▶ Request
Starting with the line that contains "Read all visible content and emit it as JSON.", copy each line exactly through the end of the listing, and omit all pictures.

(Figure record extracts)
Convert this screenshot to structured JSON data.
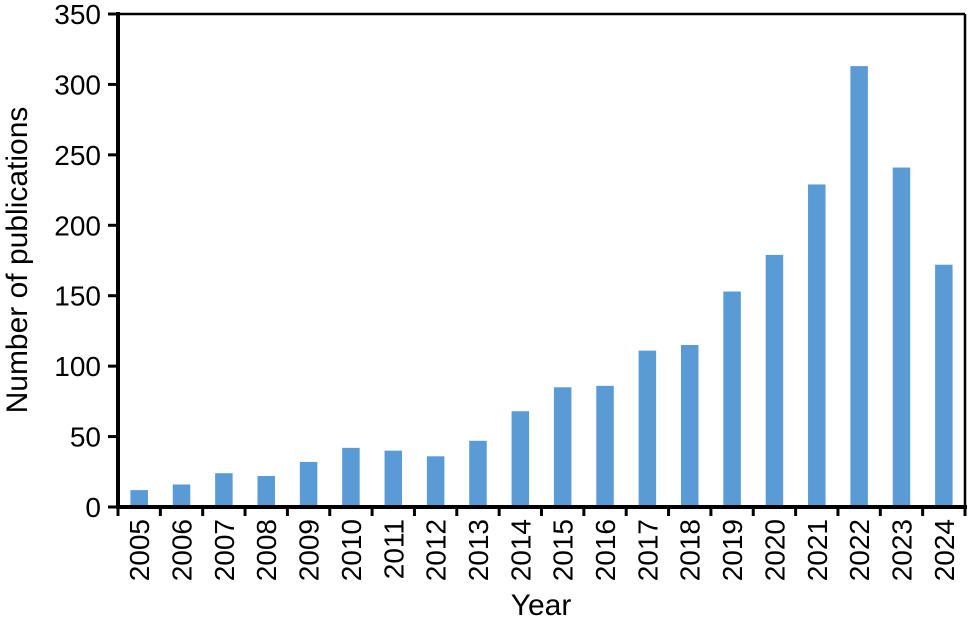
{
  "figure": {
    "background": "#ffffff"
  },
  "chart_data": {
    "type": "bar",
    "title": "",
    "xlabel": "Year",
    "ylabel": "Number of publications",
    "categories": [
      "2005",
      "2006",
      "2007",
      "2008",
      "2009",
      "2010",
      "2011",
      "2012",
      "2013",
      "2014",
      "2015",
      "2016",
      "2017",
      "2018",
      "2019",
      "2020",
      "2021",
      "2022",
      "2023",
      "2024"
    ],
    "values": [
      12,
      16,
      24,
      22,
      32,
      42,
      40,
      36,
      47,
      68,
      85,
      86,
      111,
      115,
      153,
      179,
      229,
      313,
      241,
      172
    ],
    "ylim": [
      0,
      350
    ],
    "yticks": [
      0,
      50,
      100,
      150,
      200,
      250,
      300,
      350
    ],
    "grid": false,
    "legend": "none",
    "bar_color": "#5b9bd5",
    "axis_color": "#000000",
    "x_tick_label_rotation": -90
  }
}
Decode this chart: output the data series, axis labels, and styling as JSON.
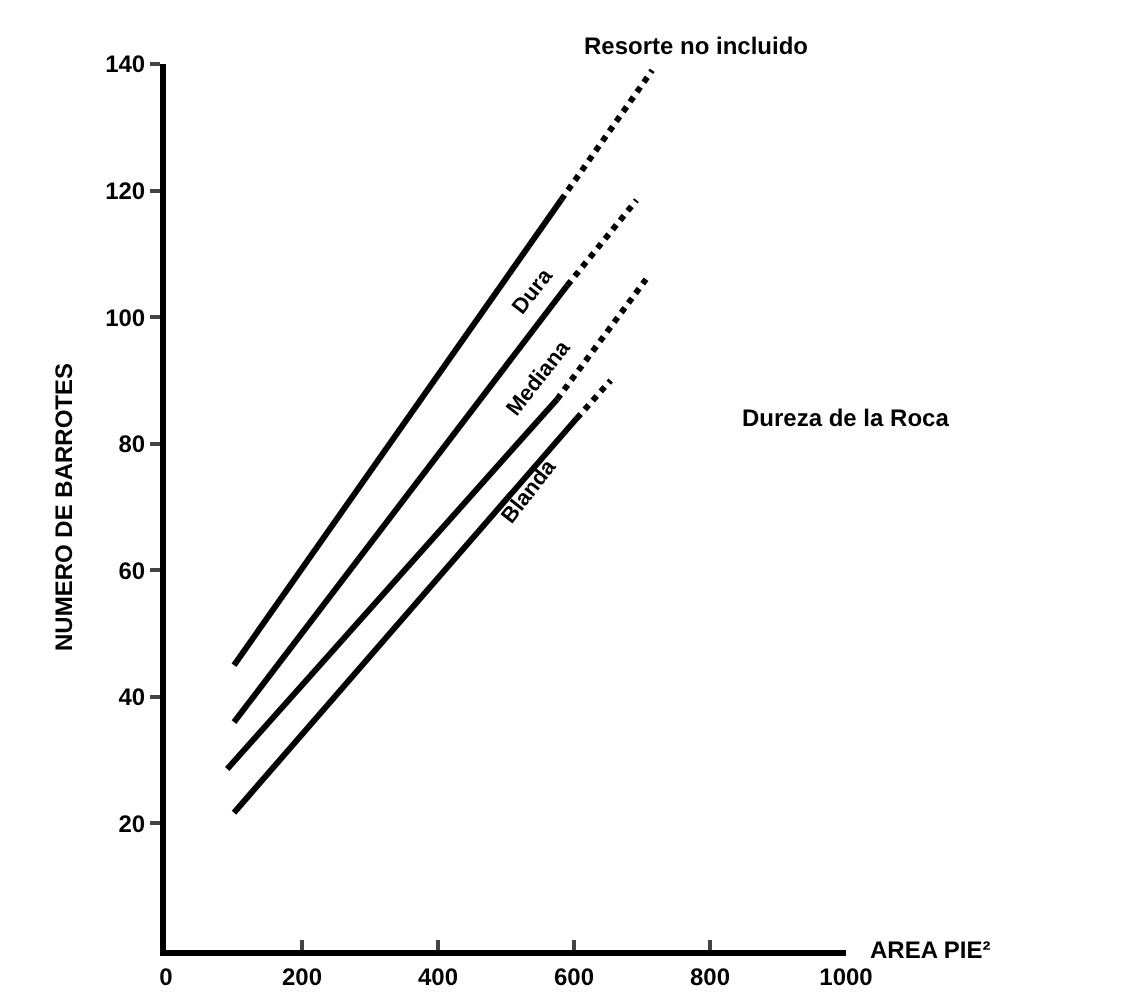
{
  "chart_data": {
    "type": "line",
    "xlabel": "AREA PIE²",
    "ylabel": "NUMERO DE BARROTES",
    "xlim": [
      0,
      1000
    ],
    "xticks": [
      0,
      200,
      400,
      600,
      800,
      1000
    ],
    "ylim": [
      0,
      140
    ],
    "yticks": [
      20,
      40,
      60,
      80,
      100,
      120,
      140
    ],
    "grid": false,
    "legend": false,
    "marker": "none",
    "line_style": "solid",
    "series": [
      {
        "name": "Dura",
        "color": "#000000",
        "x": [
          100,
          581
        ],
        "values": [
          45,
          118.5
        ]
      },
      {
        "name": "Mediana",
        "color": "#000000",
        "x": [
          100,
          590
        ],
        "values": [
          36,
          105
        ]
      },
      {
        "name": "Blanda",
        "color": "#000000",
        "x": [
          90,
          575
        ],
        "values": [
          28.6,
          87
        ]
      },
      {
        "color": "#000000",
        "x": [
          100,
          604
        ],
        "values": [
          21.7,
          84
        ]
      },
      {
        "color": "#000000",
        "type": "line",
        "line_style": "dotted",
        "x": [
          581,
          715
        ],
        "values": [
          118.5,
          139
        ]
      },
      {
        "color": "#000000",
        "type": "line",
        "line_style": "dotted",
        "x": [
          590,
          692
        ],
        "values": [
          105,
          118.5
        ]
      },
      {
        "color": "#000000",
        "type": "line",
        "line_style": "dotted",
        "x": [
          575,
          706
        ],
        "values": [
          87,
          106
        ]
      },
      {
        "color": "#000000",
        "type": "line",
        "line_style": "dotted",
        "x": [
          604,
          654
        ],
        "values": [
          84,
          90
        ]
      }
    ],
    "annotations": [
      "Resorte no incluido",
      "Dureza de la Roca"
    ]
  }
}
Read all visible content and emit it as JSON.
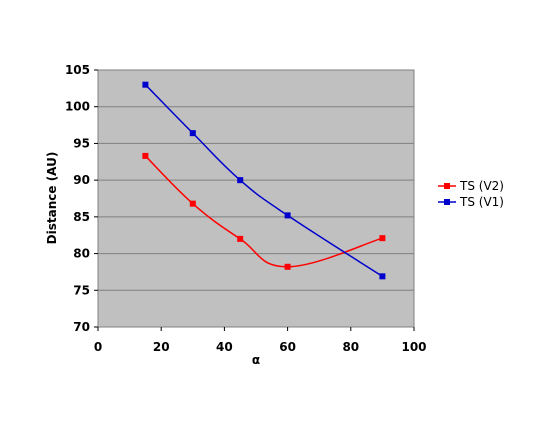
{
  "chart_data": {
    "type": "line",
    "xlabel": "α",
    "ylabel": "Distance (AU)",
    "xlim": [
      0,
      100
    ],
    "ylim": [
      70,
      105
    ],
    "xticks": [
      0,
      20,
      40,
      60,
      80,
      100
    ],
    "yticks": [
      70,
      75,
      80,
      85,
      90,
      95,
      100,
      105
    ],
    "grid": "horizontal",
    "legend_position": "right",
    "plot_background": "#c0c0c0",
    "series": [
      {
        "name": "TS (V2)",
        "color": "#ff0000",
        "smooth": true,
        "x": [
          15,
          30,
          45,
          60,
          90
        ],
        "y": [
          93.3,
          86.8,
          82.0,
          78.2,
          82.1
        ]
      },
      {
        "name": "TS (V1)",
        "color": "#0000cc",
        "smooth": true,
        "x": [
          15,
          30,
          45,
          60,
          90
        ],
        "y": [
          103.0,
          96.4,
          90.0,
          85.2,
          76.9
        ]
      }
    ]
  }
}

▶ Answer for the task
Read all visible content and emit it as JSON.
{
  "chart_data": {
    "type": "line",
    "xlabel": "α",
    "ylabel": "Distance (AU)",
    "xlim": [
      0,
      100
    ],
    "ylim": [
      70,
      105
    ],
    "xticks": [
      0,
      20,
      40,
      60,
      80,
      100
    ],
    "yticks": [
      70,
      75,
      80,
      85,
      90,
      95,
      100,
      105
    ],
    "grid": "horizontal",
    "legend_position": "right",
    "plot_background": "#c0c0c0",
    "series": [
      {
        "name": "TS (V2)",
        "color": "#ff0000",
        "smooth": true,
        "x": [
          15,
          30,
          45,
          60,
          90
        ],
        "y": [
          93.3,
          86.8,
          82.0,
          78.2,
          82.1
        ]
      },
      {
        "name": "TS (V1)",
        "color": "#0000cc",
        "smooth": true,
        "x": [
          15,
          30,
          45,
          60,
          90
        ],
        "y": [
          103.0,
          96.4,
          90.0,
          85.2,
          76.9
        ]
      }
    ]
  }
}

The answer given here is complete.